Task objective:
Find the lines of data that contain the string "들어보세요", then list them.

Source records:
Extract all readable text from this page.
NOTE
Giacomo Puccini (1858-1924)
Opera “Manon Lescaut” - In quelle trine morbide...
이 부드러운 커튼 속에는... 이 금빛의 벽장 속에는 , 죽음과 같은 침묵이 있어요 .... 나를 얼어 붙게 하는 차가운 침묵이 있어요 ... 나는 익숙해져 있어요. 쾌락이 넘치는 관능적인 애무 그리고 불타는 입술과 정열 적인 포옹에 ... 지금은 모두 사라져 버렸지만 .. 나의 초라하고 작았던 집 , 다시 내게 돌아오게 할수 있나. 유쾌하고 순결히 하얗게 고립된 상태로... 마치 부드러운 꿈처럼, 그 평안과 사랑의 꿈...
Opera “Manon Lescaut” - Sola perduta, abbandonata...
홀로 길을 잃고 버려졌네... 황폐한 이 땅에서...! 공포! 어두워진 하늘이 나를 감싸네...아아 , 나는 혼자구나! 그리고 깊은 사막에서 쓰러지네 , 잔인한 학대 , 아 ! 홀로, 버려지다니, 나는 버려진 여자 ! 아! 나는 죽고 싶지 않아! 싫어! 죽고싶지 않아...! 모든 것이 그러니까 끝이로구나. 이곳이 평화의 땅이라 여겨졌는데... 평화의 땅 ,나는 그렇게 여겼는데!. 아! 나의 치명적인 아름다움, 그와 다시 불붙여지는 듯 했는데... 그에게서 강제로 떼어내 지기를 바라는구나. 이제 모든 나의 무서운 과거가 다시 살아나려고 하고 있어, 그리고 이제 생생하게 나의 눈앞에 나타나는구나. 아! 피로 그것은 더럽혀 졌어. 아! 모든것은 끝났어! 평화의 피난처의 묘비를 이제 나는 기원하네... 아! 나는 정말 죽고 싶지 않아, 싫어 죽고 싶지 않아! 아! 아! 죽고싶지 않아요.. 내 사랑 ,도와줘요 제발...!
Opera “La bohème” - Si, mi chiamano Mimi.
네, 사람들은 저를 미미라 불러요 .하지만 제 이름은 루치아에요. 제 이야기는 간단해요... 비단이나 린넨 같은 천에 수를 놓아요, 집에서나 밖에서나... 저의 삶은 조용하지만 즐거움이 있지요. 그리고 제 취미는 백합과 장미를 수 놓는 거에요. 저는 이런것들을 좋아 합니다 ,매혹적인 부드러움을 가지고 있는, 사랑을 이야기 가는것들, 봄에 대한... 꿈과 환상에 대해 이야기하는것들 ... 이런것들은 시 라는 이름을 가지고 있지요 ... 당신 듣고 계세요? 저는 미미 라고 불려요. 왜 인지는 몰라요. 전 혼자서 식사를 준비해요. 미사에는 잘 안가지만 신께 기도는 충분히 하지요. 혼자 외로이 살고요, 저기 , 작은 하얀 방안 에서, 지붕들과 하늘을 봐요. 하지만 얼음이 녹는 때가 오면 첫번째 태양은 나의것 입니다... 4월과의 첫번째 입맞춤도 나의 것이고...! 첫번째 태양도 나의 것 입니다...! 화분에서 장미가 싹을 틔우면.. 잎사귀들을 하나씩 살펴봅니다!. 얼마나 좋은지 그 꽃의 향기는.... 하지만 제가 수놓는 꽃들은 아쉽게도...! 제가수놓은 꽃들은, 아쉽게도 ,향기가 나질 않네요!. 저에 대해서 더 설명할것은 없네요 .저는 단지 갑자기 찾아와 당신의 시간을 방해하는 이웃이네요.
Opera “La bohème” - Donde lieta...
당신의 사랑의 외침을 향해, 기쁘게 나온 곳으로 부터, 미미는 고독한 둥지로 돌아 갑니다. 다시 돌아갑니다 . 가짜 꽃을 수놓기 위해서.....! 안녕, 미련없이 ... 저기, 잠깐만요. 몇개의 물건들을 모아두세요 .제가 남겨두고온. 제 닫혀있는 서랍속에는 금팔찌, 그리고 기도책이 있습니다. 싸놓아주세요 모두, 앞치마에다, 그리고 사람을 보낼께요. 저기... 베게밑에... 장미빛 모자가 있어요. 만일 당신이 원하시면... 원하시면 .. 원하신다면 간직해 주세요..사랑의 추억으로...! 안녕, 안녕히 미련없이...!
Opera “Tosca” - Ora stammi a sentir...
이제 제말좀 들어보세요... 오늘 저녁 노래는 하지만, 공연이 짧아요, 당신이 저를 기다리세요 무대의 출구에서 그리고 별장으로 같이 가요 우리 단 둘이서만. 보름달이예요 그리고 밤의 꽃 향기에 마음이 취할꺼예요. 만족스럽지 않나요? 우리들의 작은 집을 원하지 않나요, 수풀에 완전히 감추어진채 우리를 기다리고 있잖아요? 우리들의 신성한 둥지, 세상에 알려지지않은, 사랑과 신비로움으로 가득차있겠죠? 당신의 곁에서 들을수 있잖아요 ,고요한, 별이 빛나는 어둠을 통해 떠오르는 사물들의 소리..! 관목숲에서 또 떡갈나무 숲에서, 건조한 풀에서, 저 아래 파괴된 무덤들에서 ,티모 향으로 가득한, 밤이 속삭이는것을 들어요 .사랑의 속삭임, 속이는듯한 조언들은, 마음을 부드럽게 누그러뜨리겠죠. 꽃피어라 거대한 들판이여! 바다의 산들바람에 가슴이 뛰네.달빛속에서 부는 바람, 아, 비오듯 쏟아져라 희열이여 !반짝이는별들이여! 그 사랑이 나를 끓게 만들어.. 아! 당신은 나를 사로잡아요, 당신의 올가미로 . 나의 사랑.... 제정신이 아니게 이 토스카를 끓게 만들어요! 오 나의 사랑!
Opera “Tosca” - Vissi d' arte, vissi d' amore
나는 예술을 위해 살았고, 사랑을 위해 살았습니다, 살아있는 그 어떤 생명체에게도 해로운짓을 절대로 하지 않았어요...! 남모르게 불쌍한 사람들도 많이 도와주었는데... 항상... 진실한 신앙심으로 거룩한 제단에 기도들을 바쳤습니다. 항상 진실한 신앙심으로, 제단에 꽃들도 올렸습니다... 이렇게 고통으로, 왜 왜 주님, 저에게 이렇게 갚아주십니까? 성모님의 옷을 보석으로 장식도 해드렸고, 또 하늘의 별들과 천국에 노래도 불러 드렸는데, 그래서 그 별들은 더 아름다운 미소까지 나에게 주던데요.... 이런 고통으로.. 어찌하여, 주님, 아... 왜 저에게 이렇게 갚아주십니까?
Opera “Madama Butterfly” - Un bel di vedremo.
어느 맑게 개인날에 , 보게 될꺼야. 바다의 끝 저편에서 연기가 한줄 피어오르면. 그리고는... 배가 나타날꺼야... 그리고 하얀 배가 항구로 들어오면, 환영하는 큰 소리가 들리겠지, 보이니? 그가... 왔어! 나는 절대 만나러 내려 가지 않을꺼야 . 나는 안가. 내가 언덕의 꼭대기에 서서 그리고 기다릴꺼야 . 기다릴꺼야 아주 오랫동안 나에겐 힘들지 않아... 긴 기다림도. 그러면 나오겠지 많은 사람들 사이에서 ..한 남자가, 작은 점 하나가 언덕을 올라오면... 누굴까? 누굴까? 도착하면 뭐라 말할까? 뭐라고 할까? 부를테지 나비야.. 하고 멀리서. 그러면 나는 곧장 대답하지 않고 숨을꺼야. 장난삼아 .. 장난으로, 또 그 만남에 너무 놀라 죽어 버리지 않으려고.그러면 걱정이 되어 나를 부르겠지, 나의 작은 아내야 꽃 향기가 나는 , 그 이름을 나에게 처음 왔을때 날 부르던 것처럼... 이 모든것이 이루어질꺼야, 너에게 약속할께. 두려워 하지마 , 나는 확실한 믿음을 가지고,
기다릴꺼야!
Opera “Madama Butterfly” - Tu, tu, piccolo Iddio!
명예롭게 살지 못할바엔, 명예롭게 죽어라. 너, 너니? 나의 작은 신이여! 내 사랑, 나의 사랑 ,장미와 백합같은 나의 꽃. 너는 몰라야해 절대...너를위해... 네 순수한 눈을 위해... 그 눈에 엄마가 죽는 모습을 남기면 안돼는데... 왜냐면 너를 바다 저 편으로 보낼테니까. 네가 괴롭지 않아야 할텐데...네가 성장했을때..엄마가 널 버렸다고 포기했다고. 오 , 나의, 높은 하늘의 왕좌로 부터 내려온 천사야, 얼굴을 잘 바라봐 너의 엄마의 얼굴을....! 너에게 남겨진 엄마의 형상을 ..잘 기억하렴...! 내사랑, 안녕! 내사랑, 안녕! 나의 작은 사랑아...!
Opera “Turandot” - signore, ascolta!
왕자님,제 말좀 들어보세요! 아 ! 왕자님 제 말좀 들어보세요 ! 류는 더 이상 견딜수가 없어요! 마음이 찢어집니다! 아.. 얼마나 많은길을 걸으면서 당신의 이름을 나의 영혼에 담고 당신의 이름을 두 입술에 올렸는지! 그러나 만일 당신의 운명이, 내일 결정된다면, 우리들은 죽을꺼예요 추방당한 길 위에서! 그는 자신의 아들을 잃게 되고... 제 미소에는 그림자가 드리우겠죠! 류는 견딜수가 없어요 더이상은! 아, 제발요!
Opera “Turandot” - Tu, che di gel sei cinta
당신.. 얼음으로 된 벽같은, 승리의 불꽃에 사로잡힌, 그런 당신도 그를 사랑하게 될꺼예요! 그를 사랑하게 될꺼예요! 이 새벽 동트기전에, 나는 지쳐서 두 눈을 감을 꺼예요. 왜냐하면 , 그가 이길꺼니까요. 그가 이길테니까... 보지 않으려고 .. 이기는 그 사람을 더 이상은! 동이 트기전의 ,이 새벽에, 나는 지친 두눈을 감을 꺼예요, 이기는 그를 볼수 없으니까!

Final answer:
이제 제말좀 들어보세요... 오늘 저녁 노래는 하지만, 공연이 짧아요, 당신이 저를 기다리세요 무대의 출구에서 그리고 별장으로 같이 가요 우리 단 둘이서만. 보름달이예요 그리고 밤의 꽃 향기에 마음이 취할꺼예요. 만족스럽지 않나요? 우리들의 작은 집을 원하지 않나요, 수풀에 완전히 감추어진채 우리를 기다리고 있잖아요? 우리들의 신성한 둥지, 세상에 알려지지않은, 사랑과 신비로움으로 가득차있겠죠? 당신의 곁에서 들을수 있잖아요 ,고요한, 별이 빛나는 어둠을 통해 떠오르는 사물들의 소리..! 관목숲에서 또 떡갈나무 숲에서, 건조한 풀에서, 저 아래 파괴된 무덤들에서 ,티모 향으로 가득한, 밤이 속삭이는것을 들어요 .사랑의 속삭임, 속이는듯한 조언들은, 마음을 부드럽게 누그러뜨리겠죠. 꽃피어라 거대한 들판이여! 바다의 산들바람에 가슴이 뛰네.달빛속에서 부는 바람, 아, 비오듯 쏟아져라 희열이여 !반짝이는별들이여! 그 사랑이 나를 끓게 만들어.. 아! 당신은 나를 사로잡아요, 당신의 올가미로 . 나의 사랑.... 제정신이 아니게 이 토스카를 끓게 만들어요! 오 나의 사랑!
왕자님,제 말좀 들어보세요! 아 ! 왕자님 제 말좀 들어보세요 ! 류는 더 이상 견딜수가 없어요! 마음이 찢어집니다! 아.. 얼마나 많은길을 걸으면서 당신의 이름을 나의 영혼에 담고 당신의 이름을 두 입술에 올렸는지! 그러나 만일 당신의 운명이, 내일 결정된다면, 우리들은 죽을꺼예요 추방당한 길 위에서! 그는 자신의 아들을 잃게 되고... 제 미소에는 그림자가 드리우겠죠! 류는 견딜수가 없어요 더이상은! 아, 제발요!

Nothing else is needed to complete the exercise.